In the review of Armageddon below, at what point does Bruce Willis's performance become all business?

Text block:
++++
The only person in Armageddon who is completely true to the sense of Mission is Bruce Willis. Although Willis is allowed to display some charm and let loose some wisecracks in the early going, once he arrives at the Johnson Space Center, his performance is all business. For some reason, Willis has been trying to put his old happy-go-lucky performances in Moonlighting and Die Hard behind him lately, and that's a shame. Here, Willis is in "deep blue hero" mode the whole way through -- stoic, confident, leadership. He does a good job -- especially in letting his emotional veneer crack at the very end -- but a lot of what makes him a special actor is lost in Armageddon.
++++
Data listing:
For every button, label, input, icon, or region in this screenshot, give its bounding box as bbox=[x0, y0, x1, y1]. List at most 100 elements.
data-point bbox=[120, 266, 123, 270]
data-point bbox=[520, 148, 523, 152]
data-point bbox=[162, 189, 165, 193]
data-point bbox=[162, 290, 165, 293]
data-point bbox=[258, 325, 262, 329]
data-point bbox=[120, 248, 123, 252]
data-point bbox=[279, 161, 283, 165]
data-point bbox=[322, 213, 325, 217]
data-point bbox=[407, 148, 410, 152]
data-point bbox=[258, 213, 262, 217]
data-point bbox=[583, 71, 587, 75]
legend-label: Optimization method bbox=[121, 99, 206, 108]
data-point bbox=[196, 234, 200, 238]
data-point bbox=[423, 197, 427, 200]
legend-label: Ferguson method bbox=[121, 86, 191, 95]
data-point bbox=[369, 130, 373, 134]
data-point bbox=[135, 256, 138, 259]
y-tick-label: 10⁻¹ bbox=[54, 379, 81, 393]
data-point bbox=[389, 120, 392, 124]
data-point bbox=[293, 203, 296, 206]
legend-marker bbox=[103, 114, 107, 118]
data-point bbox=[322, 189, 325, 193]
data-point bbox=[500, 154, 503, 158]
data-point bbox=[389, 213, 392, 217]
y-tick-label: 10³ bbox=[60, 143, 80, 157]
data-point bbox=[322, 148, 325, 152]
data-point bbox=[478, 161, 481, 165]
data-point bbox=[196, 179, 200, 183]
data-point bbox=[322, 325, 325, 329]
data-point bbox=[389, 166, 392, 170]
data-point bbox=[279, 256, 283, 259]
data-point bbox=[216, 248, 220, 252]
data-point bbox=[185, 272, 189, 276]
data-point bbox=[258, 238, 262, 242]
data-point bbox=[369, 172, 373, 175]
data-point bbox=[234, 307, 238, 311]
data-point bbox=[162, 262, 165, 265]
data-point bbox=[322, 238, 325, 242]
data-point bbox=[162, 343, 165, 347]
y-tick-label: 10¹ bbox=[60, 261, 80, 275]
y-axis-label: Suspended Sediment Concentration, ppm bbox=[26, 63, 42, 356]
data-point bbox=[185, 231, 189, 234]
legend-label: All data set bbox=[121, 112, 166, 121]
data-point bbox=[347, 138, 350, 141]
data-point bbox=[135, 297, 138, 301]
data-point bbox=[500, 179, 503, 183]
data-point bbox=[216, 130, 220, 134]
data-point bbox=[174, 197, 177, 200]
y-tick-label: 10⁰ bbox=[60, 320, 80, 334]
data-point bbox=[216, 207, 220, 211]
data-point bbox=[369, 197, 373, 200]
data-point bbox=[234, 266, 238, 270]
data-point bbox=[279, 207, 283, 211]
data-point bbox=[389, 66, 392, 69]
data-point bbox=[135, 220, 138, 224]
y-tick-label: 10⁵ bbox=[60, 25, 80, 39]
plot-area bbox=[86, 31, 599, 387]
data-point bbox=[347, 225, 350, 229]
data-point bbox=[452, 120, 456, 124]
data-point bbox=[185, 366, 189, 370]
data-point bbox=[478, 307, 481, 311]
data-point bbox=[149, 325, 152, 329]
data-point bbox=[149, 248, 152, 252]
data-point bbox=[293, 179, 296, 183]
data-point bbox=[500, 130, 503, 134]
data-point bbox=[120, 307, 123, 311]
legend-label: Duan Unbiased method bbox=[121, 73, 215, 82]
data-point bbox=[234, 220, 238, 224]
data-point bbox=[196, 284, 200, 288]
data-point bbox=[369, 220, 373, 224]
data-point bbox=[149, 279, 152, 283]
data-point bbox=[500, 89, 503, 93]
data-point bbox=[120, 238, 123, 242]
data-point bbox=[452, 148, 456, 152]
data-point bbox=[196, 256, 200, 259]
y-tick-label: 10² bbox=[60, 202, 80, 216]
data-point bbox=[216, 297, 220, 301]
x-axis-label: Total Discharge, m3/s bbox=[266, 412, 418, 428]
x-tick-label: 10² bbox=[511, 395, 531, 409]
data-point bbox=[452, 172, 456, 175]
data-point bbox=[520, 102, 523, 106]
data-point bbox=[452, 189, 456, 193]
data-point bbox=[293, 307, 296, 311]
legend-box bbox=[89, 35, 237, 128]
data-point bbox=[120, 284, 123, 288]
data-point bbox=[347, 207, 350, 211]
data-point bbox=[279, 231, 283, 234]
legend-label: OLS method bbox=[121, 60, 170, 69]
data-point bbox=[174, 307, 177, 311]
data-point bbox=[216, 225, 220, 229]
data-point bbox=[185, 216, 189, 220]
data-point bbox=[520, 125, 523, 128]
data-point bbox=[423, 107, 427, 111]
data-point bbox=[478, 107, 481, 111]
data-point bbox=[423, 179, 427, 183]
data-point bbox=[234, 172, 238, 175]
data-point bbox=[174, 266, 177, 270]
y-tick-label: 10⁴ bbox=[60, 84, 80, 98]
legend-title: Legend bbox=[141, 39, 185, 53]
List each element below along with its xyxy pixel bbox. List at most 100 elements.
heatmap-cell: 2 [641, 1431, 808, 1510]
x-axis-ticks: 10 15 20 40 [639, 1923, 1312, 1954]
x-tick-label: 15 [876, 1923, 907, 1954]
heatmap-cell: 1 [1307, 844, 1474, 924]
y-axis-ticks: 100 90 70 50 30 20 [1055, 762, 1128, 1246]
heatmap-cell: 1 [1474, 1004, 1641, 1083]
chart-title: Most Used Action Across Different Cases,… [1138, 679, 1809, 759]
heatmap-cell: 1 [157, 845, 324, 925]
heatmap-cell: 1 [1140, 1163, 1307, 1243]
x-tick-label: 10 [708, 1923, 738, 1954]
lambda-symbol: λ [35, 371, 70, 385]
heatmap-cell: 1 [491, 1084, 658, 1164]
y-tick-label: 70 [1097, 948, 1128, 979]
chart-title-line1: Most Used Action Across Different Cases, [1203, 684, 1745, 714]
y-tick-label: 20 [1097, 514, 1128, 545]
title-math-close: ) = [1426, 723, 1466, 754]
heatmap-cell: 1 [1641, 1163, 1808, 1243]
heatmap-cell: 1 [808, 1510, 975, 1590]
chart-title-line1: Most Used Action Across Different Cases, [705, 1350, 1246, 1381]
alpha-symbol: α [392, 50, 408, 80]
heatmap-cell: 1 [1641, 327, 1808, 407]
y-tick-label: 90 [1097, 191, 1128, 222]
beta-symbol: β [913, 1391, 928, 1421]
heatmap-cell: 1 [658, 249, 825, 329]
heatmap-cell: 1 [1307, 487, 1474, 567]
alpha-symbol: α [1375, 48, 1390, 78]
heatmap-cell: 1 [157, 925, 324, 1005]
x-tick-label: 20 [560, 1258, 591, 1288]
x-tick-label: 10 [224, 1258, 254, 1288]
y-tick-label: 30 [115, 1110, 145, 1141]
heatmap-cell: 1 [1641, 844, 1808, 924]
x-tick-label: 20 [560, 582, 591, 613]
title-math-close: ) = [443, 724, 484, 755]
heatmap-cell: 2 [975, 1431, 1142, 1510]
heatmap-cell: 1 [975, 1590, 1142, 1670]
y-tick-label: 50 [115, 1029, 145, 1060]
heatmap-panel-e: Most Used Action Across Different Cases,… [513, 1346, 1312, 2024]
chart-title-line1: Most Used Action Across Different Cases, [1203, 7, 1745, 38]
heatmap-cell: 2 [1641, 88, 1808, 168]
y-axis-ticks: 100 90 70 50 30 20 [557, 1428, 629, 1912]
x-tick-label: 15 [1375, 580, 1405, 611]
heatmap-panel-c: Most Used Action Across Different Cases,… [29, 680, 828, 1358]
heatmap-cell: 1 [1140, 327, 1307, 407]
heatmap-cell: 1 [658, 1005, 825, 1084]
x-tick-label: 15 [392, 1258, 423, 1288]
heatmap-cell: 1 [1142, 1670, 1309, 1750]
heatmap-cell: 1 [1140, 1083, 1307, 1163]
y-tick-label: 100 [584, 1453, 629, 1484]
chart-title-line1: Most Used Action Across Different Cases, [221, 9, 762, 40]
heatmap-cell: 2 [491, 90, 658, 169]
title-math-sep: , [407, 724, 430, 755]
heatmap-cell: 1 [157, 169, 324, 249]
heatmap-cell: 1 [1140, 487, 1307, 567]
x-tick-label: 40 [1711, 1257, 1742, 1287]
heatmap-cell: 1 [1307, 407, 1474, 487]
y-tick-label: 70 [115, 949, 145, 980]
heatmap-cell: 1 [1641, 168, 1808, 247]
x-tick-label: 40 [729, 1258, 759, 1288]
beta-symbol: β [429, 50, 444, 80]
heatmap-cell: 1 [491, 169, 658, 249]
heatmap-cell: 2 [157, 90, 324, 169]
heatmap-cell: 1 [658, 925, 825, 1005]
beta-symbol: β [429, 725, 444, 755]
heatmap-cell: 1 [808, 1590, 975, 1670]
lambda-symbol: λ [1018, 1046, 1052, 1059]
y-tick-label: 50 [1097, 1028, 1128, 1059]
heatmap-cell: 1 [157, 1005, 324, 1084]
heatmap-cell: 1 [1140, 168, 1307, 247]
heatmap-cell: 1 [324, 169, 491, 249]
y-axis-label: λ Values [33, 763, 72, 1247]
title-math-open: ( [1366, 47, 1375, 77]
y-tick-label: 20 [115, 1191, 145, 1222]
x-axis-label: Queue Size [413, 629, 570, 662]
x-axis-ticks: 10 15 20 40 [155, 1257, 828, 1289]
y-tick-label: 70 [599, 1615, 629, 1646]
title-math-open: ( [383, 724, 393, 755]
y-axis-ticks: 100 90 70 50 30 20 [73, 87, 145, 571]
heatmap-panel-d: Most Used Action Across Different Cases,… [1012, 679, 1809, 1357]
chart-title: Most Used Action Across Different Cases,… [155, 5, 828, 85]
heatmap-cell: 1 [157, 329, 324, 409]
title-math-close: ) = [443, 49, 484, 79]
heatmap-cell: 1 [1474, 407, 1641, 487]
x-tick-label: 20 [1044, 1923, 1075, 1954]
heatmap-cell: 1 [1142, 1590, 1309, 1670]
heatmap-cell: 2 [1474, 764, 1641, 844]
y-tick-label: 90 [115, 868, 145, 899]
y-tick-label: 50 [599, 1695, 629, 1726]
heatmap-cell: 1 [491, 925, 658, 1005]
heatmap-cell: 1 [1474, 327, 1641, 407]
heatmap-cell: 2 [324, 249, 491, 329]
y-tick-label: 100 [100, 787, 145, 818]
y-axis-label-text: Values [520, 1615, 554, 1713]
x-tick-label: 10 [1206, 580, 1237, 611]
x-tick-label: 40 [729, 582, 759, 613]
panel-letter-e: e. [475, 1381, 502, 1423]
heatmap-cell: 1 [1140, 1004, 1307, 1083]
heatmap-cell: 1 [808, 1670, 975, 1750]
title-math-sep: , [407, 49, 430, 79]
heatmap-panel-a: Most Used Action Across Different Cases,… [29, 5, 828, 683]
++++
Solution:
Once he arrives at the Johnson Space Center.